Given entries:
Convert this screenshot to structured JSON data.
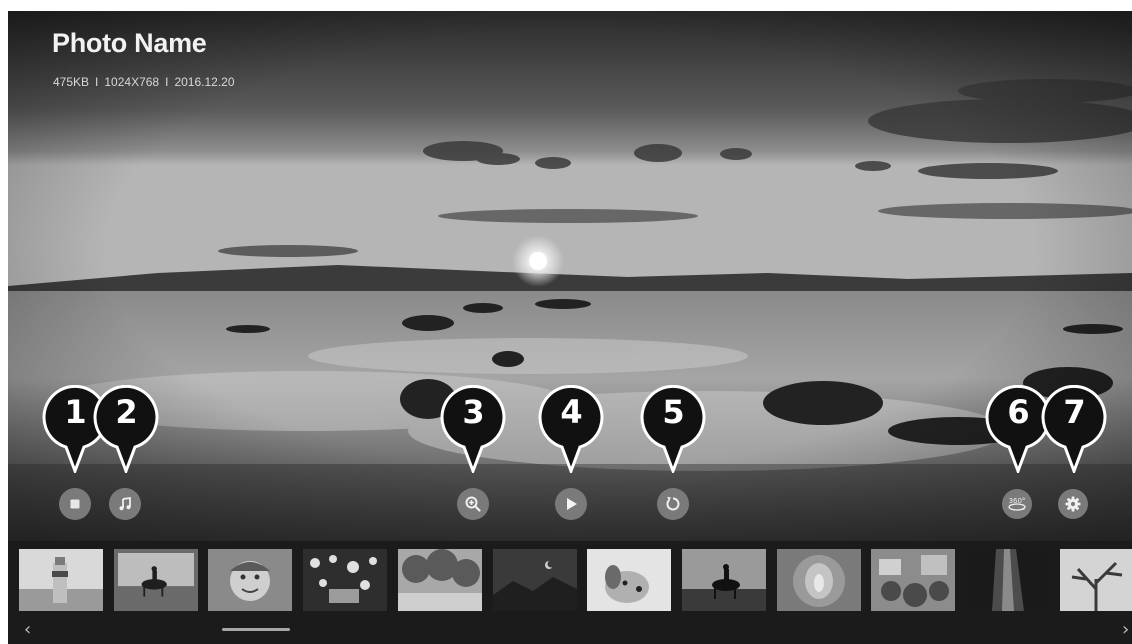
{
  "photo": {
    "name": "Photo Name",
    "size": "475KB",
    "resolution": "1024X768",
    "date": "2016.12.20",
    "separator": "I"
  },
  "controls": [
    {
      "id": "stop",
      "icon": "stop-icon",
      "callout": "1"
    },
    {
      "id": "music",
      "icon": "music-note-icon",
      "callout": "2"
    },
    {
      "id": "zoom",
      "icon": "zoom-in-icon",
      "callout": "3"
    },
    {
      "id": "play",
      "icon": "play-icon",
      "callout": "4"
    },
    {
      "id": "rotate",
      "icon": "rotate-icon",
      "callout": "5"
    },
    {
      "id": "view-360",
      "icon": "360-view-icon",
      "label": "360°",
      "callout": "6"
    },
    {
      "id": "settings",
      "icon": "gear-icon",
      "callout": "7"
    }
  ],
  "thumbnails": [
    {
      "subject": "lighthouse",
      "selected": false
    },
    {
      "subject": "horse-rider",
      "selected": true
    },
    {
      "subject": "child-face",
      "selected": false
    },
    {
      "subject": "flowers-wall",
      "selected": false
    },
    {
      "subject": "trees",
      "selected": false
    },
    {
      "subject": "moon-night",
      "selected": false
    },
    {
      "subject": "dog",
      "selected": false
    },
    {
      "subject": "horse-rider-dark",
      "selected": false
    },
    {
      "subject": "tunnel-leaves",
      "selected": false
    },
    {
      "subject": "garden-houses",
      "selected": false
    },
    {
      "subject": "waterfall-dark",
      "selected": false
    },
    {
      "subject": "tree-branches",
      "selected": false
    }
  ],
  "nav": {
    "left_icon": "chevron-left-icon",
    "left_glyph": "‹",
    "right_icon": "chevron-right-icon",
    "right_glyph": "›"
  },
  "colors": {
    "control_fill": "#7a7a7a",
    "callout_fill": "#111111",
    "selected_border": "#6a6a6a"
  }
}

Exercise instructions: Write out the listing above exactly as it stands, pictures excluded.

Task response:
Convert this screenshot to structured JSON data.
{
  "photo": {
    "name": "Photo Name",
    "size": "475KB",
    "resolution": "1024X768",
    "date": "2016.12.20",
    "separator": "I"
  },
  "controls": [
    {
      "id": "stop",
      "icon": "stop-icon",
      "callout": "1"
    },
    {
      "id": "music",
      "icon": "music-note-icon",
      "callout": "2"
    },
    {
      "id": "zoom",
      "icon": "zoom-in-icon",
      "callout": "3"
    },
    {
      "id": "play",
      "icon": "play-icon",
      "callout": "4"
    },
    {
      "id": "rotate",
      "icon": "rotate-icon",
      "callout": "5"
    },
    {
      "id": "view-360",
      "icon": "360-view-icon",
      "label": "360°",
      "callout": "6"
    },
    {
      "id": "settings",
      "icon": "gear-icon",
      "callout": "7"
    }
  ],
  "thumbnails": [
    {
      "subject": "lighthouse",
      "selected": false
    },
    {
      "subject": "horse-rider",
      "selected": true
    },
    {
      "subject": "child-face",
      "selected": false
    },
    {
      "subject": "flowers-wall",
      "selected": false
    },
    {
      "subject": "trees",
      "selected": false
    },
    {
      "subject": "moon-night",
      "selected": false
    },
    {
      "subject": "dog",
      "selected": false
    },
    {
      "subject": "horse-rider-dark",
      "selected": false
    },
    {
      "subject": "tunnel-leaves",
      "selected": false
    },
    {
      "subject": "garden-houses",
      "selected": false
    },
    {
      "subject": "waterfall-dark",
      "selected": false
    },
    {
      "subject": "tree-branches",
      "selected": false
    }
  ],
  "nav": {
    "left_icon": "chevron-left-icon",
    "left_glyph": "‹",
    "right_icon": "chevron-right-icon",
    "right_glyph": "›"
  },
  "colors": {
    "control_fill": "#7a7a7a",
    "callout_fill": "#111111",
    "selected_border": "#6a6a6a"
  }
}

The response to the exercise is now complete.